- [Task to carry out] Pull each line holding "дактилоскопической" out of the entries below.
>> begin Records
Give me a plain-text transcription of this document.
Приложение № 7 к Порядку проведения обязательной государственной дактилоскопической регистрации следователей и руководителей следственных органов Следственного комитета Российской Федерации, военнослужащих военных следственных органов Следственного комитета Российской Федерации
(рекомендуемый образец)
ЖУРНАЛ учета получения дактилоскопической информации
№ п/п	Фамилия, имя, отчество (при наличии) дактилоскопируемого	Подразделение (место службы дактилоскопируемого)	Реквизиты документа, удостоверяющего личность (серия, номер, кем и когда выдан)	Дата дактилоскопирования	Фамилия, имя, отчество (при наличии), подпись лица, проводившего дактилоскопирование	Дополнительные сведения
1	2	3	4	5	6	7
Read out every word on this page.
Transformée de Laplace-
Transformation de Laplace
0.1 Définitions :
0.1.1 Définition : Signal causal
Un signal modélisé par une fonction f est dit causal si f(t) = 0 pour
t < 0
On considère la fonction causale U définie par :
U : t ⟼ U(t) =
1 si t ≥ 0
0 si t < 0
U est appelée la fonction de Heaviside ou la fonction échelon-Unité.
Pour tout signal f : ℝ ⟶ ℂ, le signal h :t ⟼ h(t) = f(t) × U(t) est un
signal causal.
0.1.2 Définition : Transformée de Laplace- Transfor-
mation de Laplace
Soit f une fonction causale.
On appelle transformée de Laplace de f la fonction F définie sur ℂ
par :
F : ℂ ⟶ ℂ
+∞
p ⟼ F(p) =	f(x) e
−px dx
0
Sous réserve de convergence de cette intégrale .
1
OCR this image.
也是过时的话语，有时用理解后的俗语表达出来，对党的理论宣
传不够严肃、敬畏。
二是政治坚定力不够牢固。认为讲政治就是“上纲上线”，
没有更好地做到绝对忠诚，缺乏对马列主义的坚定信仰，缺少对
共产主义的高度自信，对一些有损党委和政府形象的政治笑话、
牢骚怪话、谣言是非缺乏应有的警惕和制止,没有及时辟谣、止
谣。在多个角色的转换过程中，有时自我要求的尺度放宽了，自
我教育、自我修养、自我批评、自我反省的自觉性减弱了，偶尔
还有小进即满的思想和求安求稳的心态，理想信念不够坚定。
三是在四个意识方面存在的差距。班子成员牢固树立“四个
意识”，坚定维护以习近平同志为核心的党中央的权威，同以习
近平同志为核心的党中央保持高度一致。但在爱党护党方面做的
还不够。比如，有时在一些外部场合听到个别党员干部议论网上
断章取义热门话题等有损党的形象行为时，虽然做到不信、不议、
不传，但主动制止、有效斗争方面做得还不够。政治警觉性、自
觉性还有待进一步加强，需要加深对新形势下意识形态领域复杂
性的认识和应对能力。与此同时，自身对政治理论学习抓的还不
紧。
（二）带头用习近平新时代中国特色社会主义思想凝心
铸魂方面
>> end Records
- [Expected answer]
Приложение № 7 к Порядку проведения обязательной государственной дактилоскопической регистрации следователей и руководителей следственных органов Следственного комитета Российской Федерации, военнослужащих военных следственных органов Следственного комитета Российской Федерации
ЖУРНАЛ учета получения дактилоскопической информации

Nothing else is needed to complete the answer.